What to work on:
Find how many lines in the data below include the word "Channel", then write only that number.

(Chart and figure data)

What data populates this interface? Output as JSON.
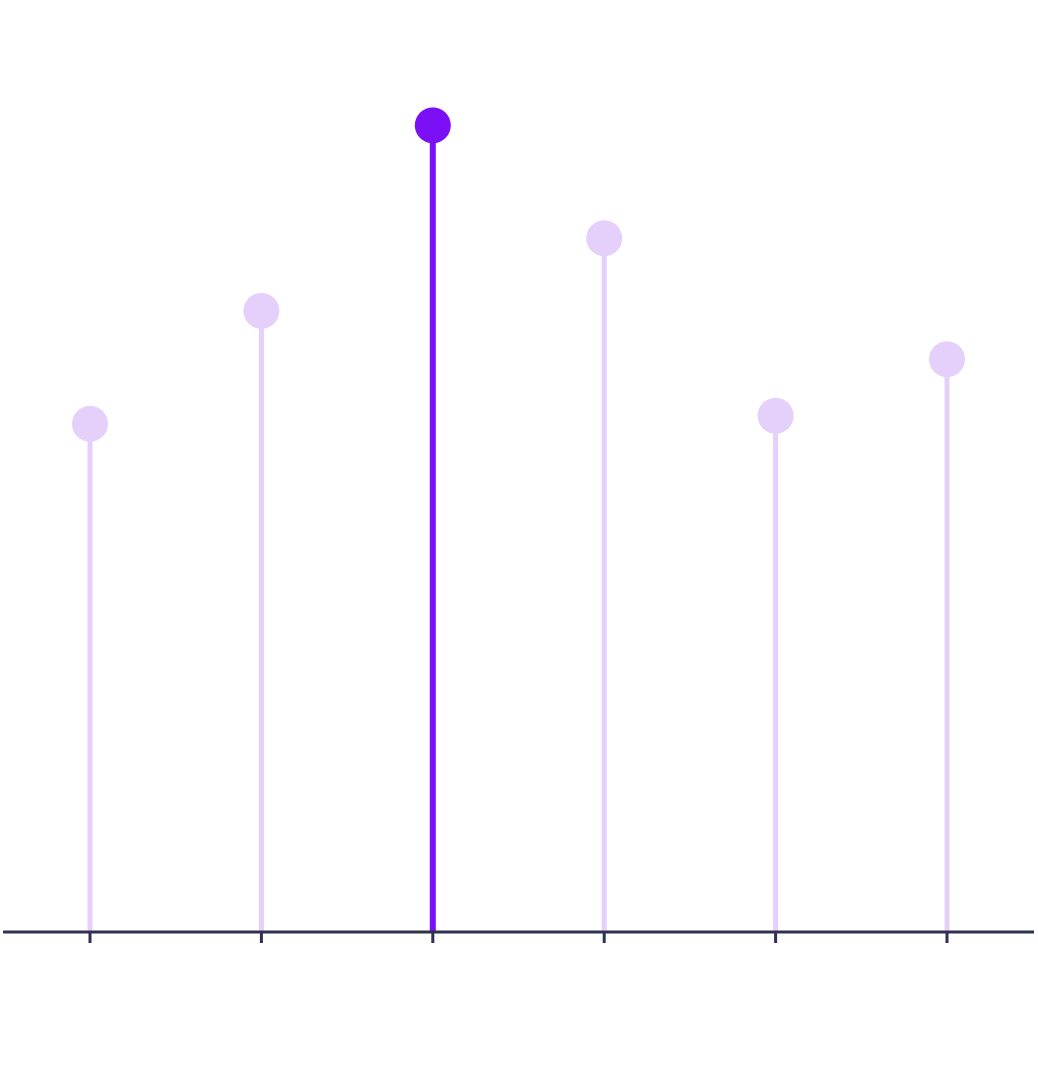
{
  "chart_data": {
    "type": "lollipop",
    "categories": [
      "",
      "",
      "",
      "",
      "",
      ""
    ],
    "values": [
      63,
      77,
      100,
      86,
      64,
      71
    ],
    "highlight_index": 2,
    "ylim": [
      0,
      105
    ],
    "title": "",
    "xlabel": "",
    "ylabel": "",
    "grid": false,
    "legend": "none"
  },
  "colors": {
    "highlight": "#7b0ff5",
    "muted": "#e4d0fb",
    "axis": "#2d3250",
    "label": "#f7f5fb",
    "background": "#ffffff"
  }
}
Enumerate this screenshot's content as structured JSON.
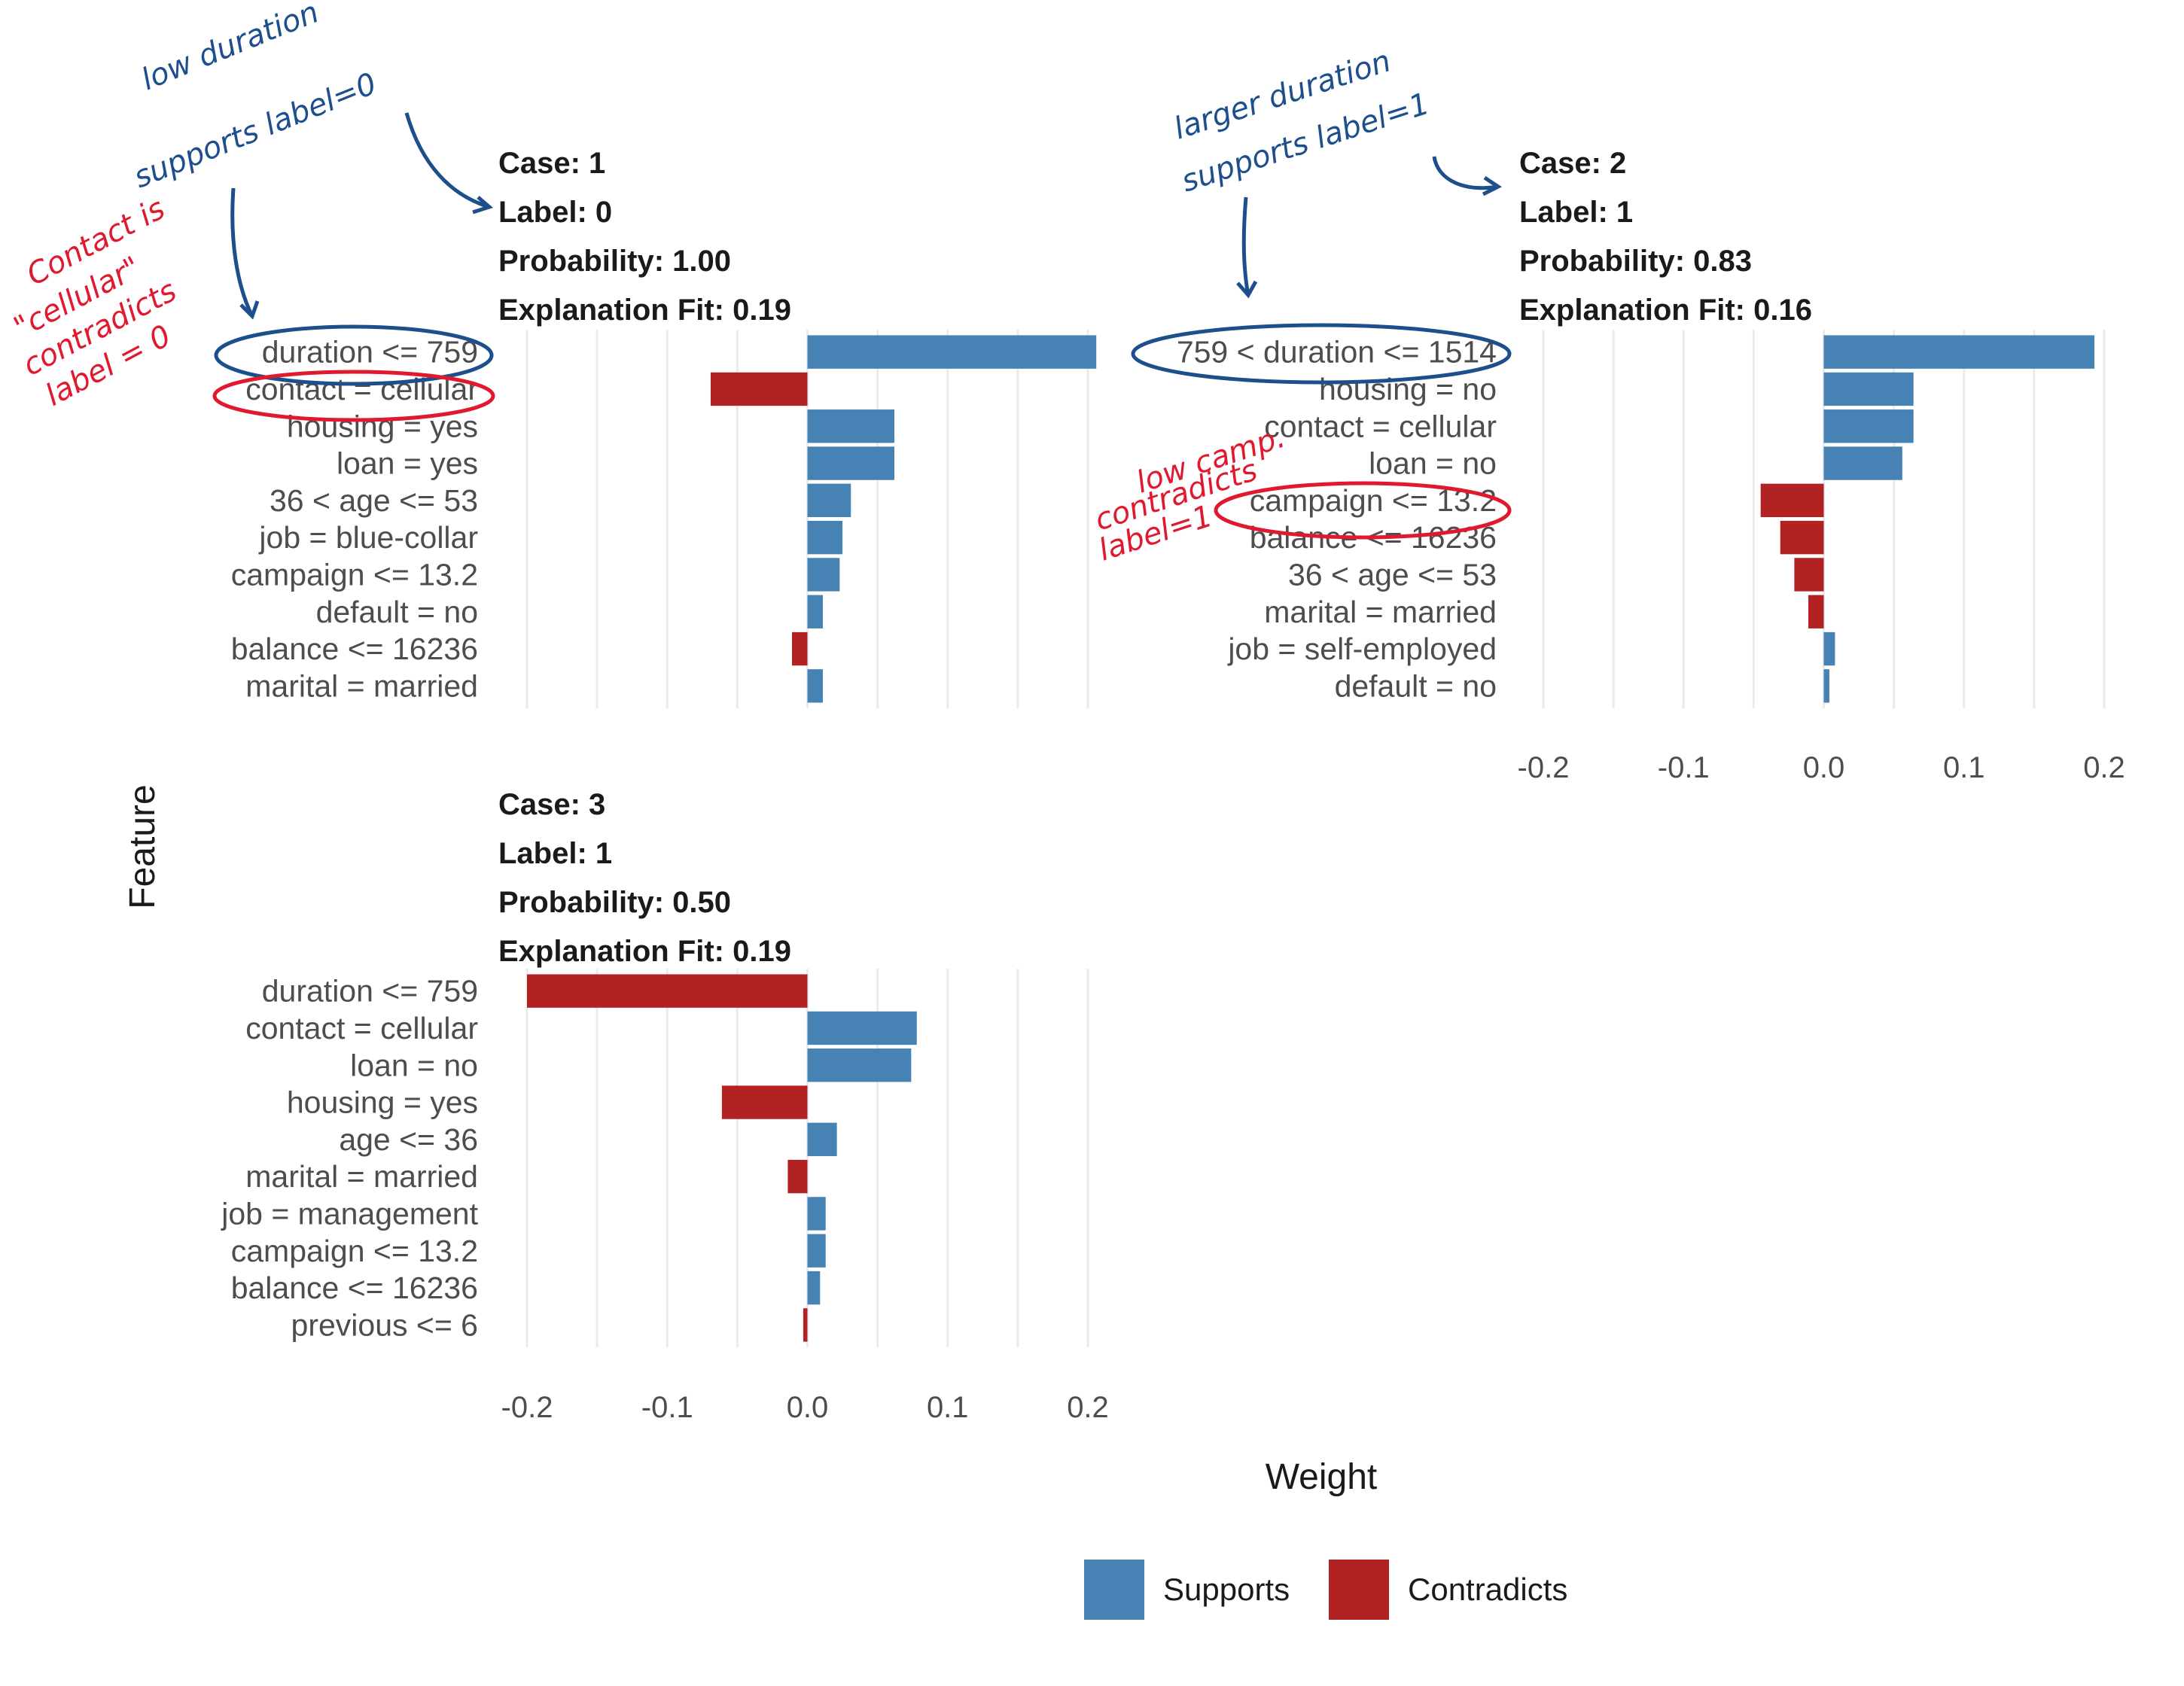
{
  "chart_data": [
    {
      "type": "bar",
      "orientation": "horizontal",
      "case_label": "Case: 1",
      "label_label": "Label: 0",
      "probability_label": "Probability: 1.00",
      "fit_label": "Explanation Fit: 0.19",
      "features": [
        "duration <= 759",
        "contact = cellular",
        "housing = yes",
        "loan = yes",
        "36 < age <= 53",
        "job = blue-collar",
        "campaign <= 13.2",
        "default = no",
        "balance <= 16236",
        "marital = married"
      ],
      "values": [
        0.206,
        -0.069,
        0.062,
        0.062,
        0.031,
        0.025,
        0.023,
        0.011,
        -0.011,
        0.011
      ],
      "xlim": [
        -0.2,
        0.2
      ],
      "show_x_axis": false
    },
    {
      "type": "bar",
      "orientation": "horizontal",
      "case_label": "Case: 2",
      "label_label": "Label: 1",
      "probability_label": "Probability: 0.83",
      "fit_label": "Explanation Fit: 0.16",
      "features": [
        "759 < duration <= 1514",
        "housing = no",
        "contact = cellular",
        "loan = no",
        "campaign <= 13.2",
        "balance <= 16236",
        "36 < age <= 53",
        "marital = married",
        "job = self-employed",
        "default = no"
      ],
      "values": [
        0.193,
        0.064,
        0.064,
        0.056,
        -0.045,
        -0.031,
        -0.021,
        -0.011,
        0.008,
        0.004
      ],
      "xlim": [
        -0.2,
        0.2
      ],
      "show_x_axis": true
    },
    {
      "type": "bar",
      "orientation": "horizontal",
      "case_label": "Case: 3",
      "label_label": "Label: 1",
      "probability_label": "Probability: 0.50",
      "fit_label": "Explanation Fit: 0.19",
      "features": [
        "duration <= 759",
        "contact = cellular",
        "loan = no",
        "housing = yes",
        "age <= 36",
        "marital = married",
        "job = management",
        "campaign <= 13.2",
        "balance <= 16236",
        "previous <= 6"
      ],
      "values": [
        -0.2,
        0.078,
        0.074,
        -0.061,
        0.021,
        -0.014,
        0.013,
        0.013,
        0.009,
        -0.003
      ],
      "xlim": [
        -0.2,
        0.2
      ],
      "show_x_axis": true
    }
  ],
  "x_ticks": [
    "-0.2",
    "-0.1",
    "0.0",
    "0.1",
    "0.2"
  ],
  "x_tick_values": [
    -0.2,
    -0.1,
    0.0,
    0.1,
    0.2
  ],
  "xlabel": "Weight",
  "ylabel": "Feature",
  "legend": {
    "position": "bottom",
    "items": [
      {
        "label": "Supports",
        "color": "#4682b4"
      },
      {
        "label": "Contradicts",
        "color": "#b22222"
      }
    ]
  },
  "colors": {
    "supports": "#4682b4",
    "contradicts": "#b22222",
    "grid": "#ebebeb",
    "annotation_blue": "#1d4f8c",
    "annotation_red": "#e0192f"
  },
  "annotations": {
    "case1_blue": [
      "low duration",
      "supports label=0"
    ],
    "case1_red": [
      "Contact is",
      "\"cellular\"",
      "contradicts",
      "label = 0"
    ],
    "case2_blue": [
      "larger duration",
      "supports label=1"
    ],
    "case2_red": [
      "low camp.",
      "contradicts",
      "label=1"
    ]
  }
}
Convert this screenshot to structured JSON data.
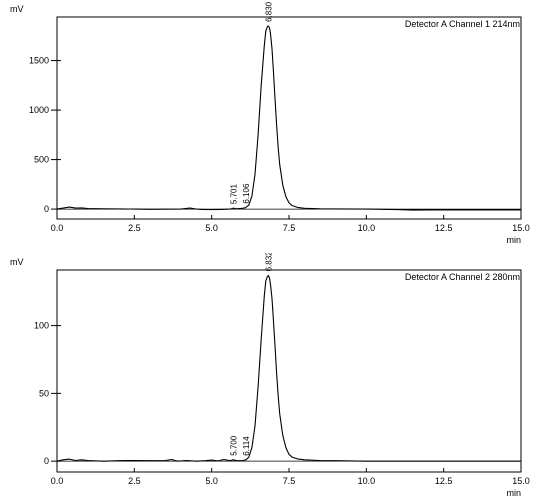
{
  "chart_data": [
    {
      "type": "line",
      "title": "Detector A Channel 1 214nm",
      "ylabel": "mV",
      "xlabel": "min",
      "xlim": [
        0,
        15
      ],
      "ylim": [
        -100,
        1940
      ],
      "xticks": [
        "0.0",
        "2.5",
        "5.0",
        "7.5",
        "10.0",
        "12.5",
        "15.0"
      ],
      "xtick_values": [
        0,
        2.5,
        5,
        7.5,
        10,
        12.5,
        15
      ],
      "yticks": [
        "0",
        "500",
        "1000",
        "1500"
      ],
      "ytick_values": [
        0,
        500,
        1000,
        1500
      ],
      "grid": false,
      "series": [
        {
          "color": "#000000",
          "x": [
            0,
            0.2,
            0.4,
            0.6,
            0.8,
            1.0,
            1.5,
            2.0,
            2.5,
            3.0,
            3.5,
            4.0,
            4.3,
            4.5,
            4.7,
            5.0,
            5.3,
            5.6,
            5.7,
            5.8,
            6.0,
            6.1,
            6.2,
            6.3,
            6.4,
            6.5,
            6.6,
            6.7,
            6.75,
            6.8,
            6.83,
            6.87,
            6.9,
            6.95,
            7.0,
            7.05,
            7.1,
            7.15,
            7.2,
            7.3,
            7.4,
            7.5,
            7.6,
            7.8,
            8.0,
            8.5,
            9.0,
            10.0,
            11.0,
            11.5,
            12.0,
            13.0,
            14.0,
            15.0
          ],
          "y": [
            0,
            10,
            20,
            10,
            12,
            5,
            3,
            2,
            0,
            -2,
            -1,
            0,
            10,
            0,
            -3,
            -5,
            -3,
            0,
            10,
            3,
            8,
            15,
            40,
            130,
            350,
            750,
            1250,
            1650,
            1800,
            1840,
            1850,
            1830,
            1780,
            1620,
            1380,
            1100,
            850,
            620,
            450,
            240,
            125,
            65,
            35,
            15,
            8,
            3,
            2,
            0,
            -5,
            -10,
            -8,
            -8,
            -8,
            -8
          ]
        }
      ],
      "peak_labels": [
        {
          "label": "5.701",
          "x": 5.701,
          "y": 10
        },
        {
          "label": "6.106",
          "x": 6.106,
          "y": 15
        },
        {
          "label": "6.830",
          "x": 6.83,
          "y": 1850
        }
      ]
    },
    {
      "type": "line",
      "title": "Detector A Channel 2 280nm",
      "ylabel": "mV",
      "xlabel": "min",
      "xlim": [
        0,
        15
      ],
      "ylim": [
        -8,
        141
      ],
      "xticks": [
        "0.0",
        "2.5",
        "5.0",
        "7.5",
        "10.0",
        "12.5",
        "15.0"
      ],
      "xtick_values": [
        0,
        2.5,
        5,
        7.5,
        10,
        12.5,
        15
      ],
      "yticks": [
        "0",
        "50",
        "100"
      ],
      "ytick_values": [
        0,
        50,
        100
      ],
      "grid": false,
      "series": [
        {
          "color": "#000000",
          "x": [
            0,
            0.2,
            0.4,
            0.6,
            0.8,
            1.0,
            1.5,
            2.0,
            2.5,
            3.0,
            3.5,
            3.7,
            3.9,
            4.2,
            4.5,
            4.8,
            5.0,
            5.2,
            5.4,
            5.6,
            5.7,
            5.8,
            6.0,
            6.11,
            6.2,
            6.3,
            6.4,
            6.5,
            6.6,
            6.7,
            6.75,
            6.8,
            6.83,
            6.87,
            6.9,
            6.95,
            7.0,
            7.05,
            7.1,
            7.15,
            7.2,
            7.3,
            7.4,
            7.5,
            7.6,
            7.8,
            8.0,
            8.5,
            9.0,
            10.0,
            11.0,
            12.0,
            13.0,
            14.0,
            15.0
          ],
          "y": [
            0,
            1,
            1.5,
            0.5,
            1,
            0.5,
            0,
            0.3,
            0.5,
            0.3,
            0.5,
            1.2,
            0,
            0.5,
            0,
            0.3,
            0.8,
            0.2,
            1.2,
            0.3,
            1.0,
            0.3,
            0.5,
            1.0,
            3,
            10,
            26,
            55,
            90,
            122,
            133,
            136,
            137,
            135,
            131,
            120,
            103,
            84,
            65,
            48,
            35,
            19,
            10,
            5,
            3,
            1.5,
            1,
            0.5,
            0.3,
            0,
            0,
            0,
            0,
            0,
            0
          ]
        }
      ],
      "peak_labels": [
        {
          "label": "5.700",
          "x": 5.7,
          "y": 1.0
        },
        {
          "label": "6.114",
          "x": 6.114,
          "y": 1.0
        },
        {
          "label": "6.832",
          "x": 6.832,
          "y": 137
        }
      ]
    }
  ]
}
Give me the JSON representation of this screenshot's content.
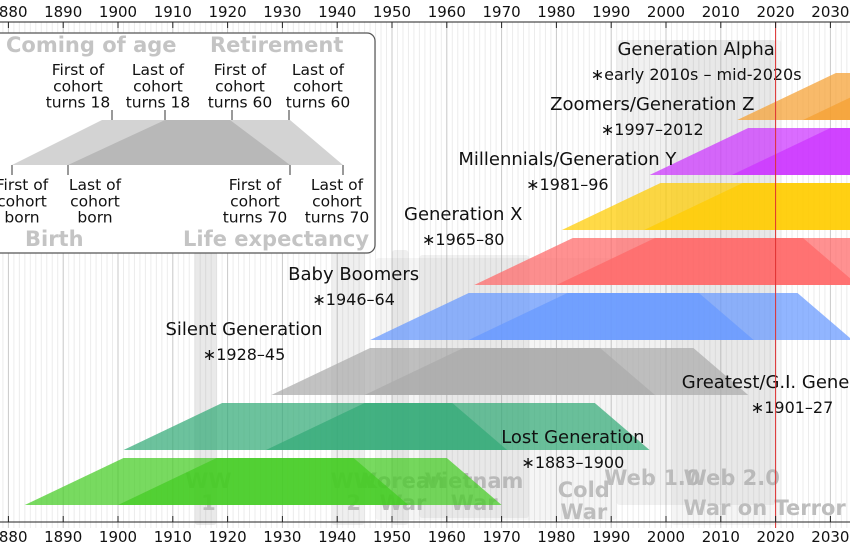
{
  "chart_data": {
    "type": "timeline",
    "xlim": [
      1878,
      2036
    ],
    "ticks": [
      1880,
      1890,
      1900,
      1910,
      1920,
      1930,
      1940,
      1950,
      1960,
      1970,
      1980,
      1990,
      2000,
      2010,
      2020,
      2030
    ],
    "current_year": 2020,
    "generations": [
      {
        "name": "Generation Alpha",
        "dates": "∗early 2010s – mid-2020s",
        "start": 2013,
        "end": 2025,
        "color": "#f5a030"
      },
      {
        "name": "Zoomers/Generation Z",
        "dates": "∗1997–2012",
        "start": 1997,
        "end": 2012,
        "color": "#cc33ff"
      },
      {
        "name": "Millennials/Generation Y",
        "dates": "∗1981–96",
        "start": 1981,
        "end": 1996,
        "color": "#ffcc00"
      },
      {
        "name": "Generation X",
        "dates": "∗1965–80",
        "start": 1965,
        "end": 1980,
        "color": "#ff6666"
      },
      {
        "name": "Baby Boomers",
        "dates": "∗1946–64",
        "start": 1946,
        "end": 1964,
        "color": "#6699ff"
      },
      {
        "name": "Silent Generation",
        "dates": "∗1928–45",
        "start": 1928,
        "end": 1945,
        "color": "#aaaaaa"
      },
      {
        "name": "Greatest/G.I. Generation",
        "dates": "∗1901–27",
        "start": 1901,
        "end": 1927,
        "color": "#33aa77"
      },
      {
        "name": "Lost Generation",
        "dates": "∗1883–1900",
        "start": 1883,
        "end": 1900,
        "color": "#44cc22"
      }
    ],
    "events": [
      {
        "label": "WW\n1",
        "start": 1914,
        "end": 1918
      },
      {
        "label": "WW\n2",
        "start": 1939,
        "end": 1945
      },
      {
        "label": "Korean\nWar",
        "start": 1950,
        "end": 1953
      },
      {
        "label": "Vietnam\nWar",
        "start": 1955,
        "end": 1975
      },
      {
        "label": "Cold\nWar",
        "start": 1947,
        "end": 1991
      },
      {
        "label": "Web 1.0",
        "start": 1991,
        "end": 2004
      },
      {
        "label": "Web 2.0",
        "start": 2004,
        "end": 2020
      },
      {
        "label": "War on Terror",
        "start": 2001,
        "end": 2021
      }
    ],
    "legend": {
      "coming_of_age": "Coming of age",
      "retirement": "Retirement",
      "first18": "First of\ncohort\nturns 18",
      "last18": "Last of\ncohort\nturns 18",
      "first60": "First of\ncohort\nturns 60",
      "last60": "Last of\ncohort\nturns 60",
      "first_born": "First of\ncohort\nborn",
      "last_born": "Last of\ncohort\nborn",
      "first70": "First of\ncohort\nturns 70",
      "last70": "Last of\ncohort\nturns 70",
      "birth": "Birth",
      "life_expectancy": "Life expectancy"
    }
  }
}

Full output:
2